▶ [Tasks to carry out]
A. Reproduce the passage of the blog comments beginning at the words "I’m starting a" and stopping after "you at PodcampNYC.", renaming "PodcampNYC" to "the conference".
B. Count the lines of the records that contain the string "microscopy", and give only the number.

## Start Selection

I’m starting a new endevour which is based upon the need I’m seeing out & alot of the observations that you & others media-guru’s are making.
Looking foward to seeing you at PodcampNYC.
Marvin
Sounds like a great idea, get out of your walled gardens folks and go out there and say HELLO WHIRLD!
Darin
Uhh, I celebrated early. What I enjoy most about spending several hours immersed in reading and commenting is meeting new people. I discover new sites, new points of view, new solutions, new friends. The time spent is not as unproductive as it seems from the outside looking in.
Great Idea…
Maybe it should be the last Monday of each month let’s mak “Forth Monday” the “Read and Comment Day”
Sounds like a great idea, I am always trying to encourage myself to comment on more blog posts and a specific day for the activity might give it a good kick in the pants.
[...] Brogan makes the suggestion on his blog today that we take next Monday, April 28th, to take time to visit some other blogs and then leave [...]
I’m in, will put it on my calendar and send to some friends. I commit to commenting on at least 3 different blogs.
Will do, Chris!

## End Selection
## Start Entries

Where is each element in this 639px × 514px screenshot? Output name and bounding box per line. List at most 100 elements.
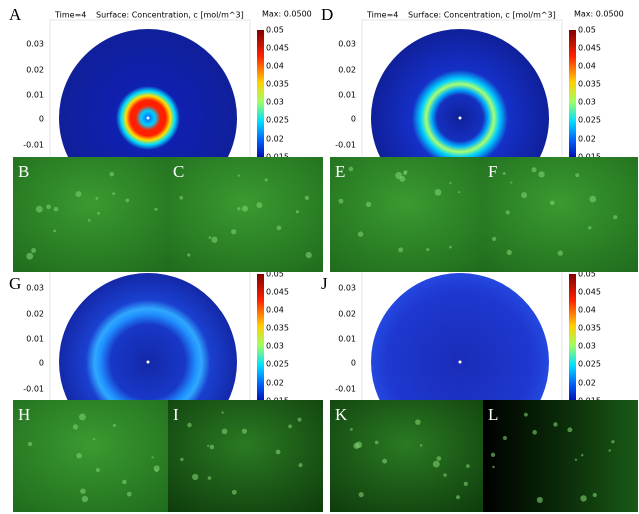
cell-spot: [277, 225, 282, 230]
colorbar-tick-label: 0.045: [266, 44, 289, 53]
cell-spot: [375, 441, 379, 445]
y-tick-label: 0: [39, 359, 44, 368]
colorbar-tick-label: 0.035: [266, 80, 289, 89]
colorbar-tick-label: 0.02: [266, 379, 284, 388]
cell-spot: [179, 196, 183, 200]
max-label: Max: 0.0500: [574, 10, 624, 19]
source-point: [147, 361, 150, 364]
cell-spot: [305, 196, 309, 200]
cell-spot: [426, 248, 429, 251]
cell-spot: [79, 414, 86, 421]
cell-spot: [155, 469, 158, 472]
figure: 0.03 0.02 0.01 0 -0.01 0.05 0.045 0.04 0.035 0.03…: [0, 0, 639, 514]
colorbar-tick-label: 0.02: [266, 135, 284, 144]
panel-label: I: [173, 405, 179, 424]
colorbar-tick-label: 0.03: [266, 98, 284, 107]
cell-spot: [110, 172, 114, 176]
microscopy-image: [330, 157, 483, 272]
cell-spot: [54, 207, 59, 212]
colorbar-tick-label: 0.04: [266, 306, 284, 315]
cell-spot: [550, 200, 555, 205]
cell-spot: [265, 178, 268, 181]
cell-spot: [125, 199, 129, 203]
cell-spot: [449, 246, 452, 249]
cell-spot: [208, 476, 212, 480]
surface-label: Surface: Concentration, c [mol/m^3]: [408, 11, 556, 20]
cell-spot: [187, 423, 191, 427]
cell-spot: [456, 495, 460, 499]
y-tick-label: 0.02: [26, 66, 44, 75]
cell-spot: [237, 207, 240, 210]
colorbar-tick-label: 0.025: [578, 116, 601, 125]
cell-spot: [464, 482, 468, 486]
cell-spot: [507, 250, 512, 255]
cell-spot: [443, 473, 446, 476]
cell-spot: [558, 250, 563, 255]
cell-spot: [26, 253, 33, 260]
cell-spot: [298, 418, 302, 422]
y-tick-label: -0.01: [335, 141, 356, 150]
cell-spot: [420, 444, 422, 446]
cell-spot: [76, 453, 82, 459]
cell-spot: [242, 429, 247, 434]
colorbar-tick-label: 0.025: [266, 360, 289, 369]
cell-spot: [257, 202, 263, 208]
cell-spot: [210, 445, 215, 450]
cell-spot: [580, 495, 586, 501]
cell-spot: [31, 248, 36, 253]
cell-spot: [97, 212, 100, 215]
colorbar: [569, 274, 576, 404]
cell-spot: [589, 196, 596, 203]
cell-spot: [306, 252, 312, 258]
cell-spot: [492, 466, 494, 468]
cell-spot: [398, 247, 403, 252]
cell-spot: [350, 428, 353, 431]
cell-spot: [403, 171, 407, 175]
cell-spot: [113, 424, 116, 427]
y-tick-label: 0.02: [26, 310, 44, 319]
cell-spot: [524, 413, 528, 417]
cell-spot: [96, 468, 100, 472]
cell-spot: [349, 167, 354, 172]
cell-spot: [73, 424, 78, 429]
cell-spot: [538, 171, 544, 177]
cell-spot: [76, 191, 82, 197]
cell-spot: [207, 445, 209, 447]
cell-spot: [95, 197, 98, 200]
colorbar-tick-label: 0.05: [266, 26, 284, 35]
cell-spot: [154, 208, 157, 211]
y-tick-label: 0.03: [338, 284, 356, 293]
colorbar-tick-label: 0.04: [578, 62, 596, 71]
microscopy-image: [168, 400, 323, 512]
cell-spot: [358, 231, 363, 236]
panel-label: E: [335, 162, 345, 181]
cell-spot: [466, 464, 470, 468]
colorbar-tick-label: 0.05: [578, 26, 596, 35]
colorbar-tick-label: 0.03: [266, 342, 284, 351]
cell-spot: [53, 229, 56, 232]
colorbar-tick-label: 0.045: [266, 288, 289, 297]
time-label: Time=4: [54, 11, 86, 20]
colorbar-tick-label: 0.025: [266, 116, 289, 125]
cell-spot: [492, 237, 496, 241]
y-tick-label: 0.01: [338, 91, 356, 100]
cell-spot: [382, 459, 387, 464]
source-point: [147, 117, 150, 120]
cell-spot: [366, 202, 371, 207]
cell-spot: [503, 172, 506, 175]
cell-spot: [231, 229, 236, 234]
cell-spot: [222, 428, 228, 434]
panel-label: C: [173, 162, 184, 181]
cell-spot: [449, 182, 451, 184]
cell-spot: [503, 436, 507, 440]
colorbar-tick-label: 0.045: [578, 288, 601, 297]
cell-spot: [28, 442, 32, 446]
colorbar-tick-label: 0.025: [578, 360, 601, 369]
cell-spot: [611, 440, 614, 443]
cell-spot: [537, 497, 543, 503]
cell-spot: [588, 226, 591, 229]
y-tick-label: 0.02: [338, 66, 356, 75]
microscopy-image: [483, 400, 638, 512]
cell-spot: [151, 456, 153, 458]
microscopy-image: [168, 157, 323, 272]
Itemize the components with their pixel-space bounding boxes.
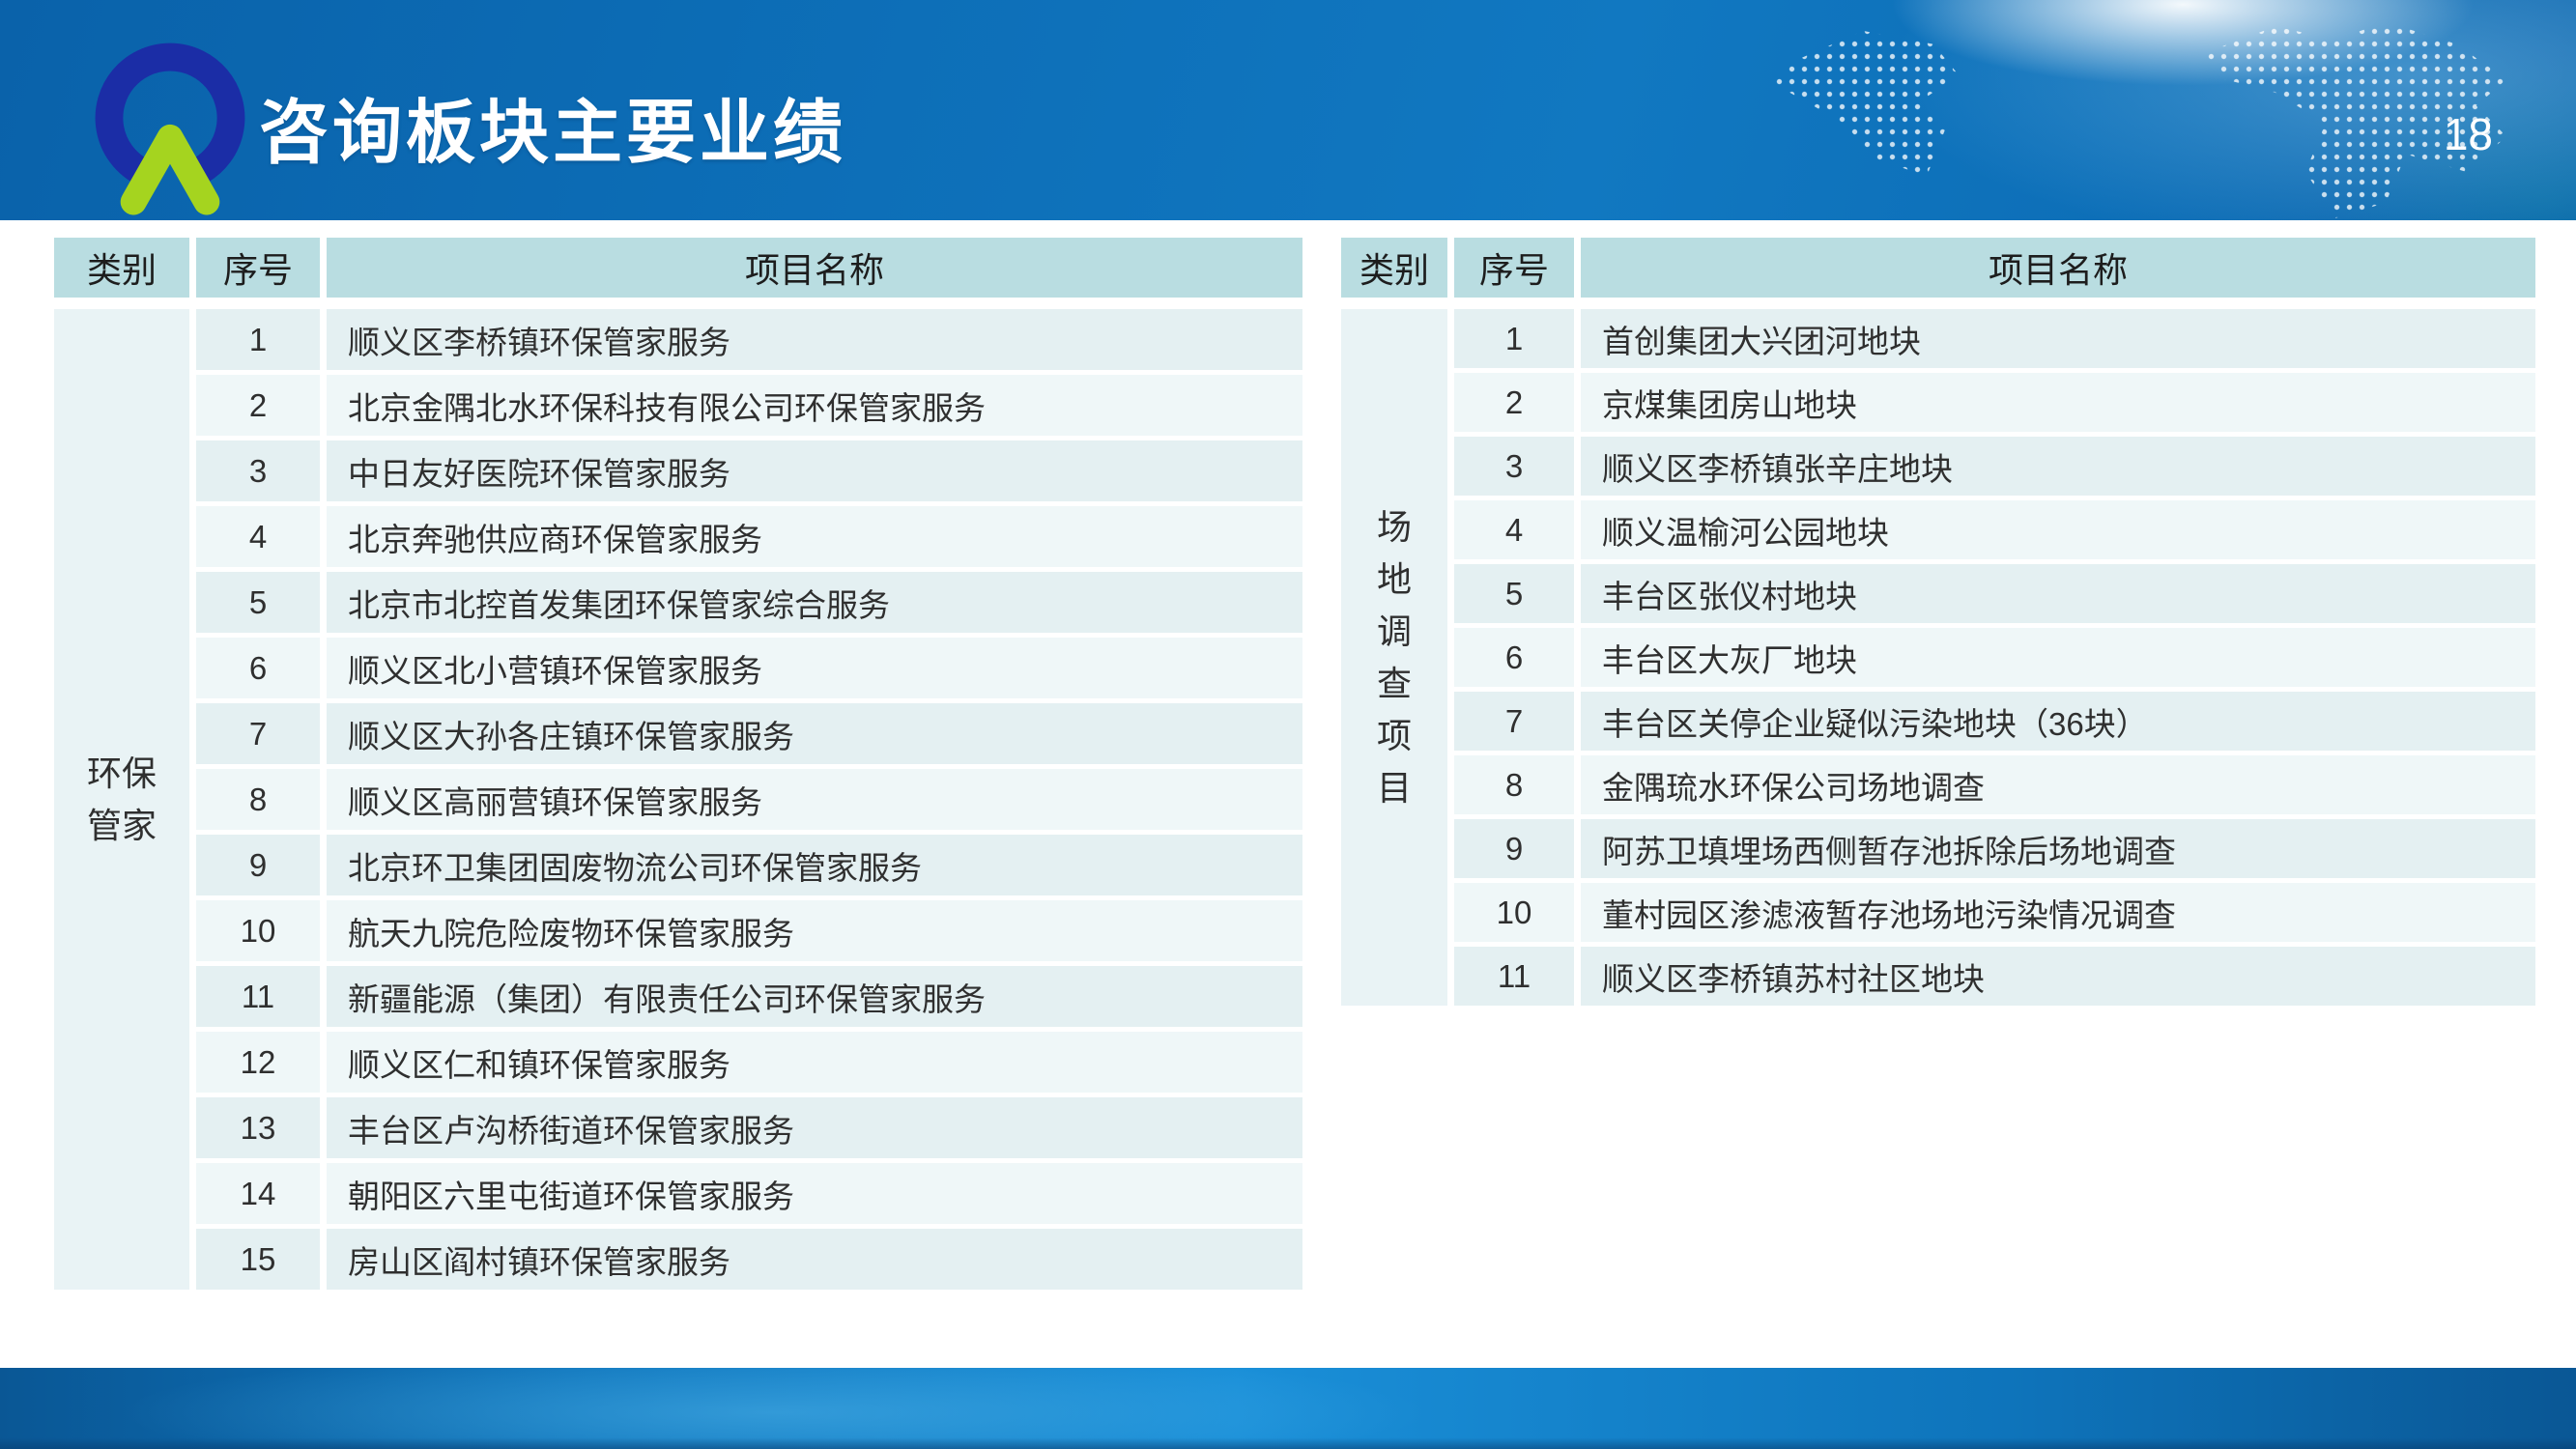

## End Entries

▶ [Solutions in order]
A.
I’m starting a new endevour which is based upon the need I’m seeing out & alot of the observations that you & others media-guru’s are making.
Looking foward to seeing you at the conference.

B. 4